* **Exercise objective**
Count how many lines hold the string "xlabel". Give that number alone.

* **Stored records**

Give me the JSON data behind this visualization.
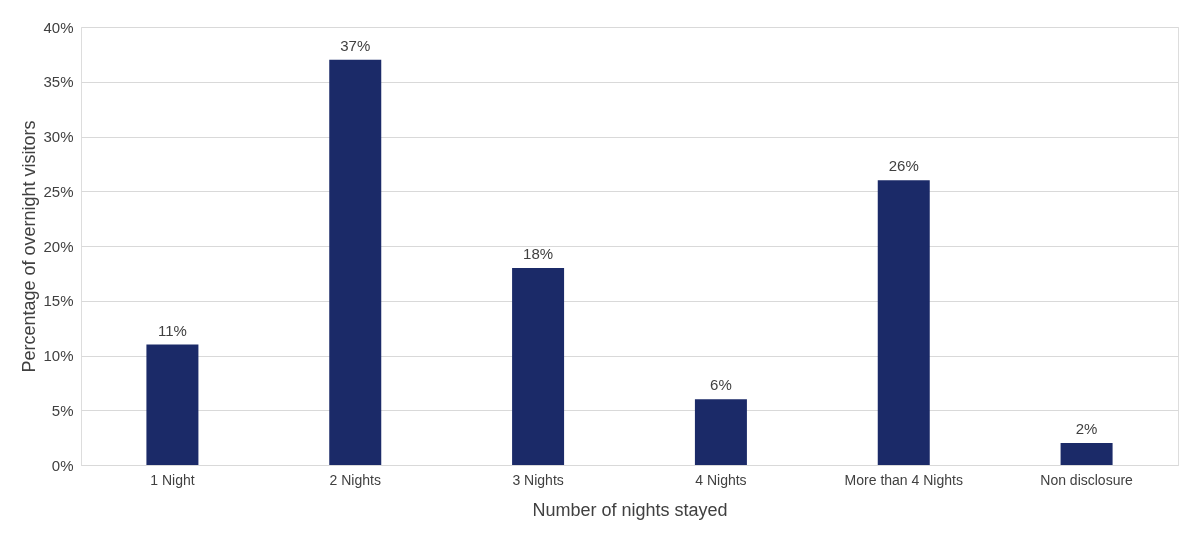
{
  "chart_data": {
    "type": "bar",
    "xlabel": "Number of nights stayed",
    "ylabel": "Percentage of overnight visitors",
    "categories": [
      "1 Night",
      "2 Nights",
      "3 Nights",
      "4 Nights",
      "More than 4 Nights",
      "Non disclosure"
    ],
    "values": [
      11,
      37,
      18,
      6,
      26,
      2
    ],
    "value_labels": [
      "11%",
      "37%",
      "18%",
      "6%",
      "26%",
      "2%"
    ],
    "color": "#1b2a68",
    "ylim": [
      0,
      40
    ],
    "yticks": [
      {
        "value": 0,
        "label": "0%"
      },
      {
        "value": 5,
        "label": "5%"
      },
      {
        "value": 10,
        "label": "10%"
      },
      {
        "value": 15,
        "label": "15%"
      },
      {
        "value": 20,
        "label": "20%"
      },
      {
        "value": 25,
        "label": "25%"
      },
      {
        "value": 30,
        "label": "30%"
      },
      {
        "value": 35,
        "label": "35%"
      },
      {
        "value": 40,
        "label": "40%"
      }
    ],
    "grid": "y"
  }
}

---

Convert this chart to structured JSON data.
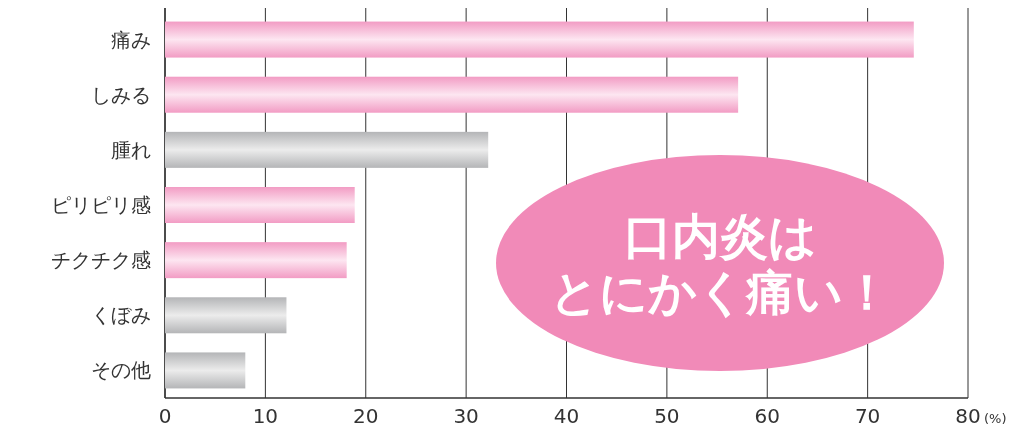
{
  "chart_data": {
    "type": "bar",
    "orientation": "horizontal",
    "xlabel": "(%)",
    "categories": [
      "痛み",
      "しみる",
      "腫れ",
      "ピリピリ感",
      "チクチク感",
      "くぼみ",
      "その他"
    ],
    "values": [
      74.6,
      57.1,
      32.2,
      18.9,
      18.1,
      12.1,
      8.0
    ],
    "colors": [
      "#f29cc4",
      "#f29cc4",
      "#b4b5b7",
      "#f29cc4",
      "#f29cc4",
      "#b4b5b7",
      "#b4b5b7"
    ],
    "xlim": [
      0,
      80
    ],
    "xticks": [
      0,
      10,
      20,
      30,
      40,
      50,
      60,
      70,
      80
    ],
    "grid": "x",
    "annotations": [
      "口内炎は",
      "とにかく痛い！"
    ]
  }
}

* **Finished answer**
2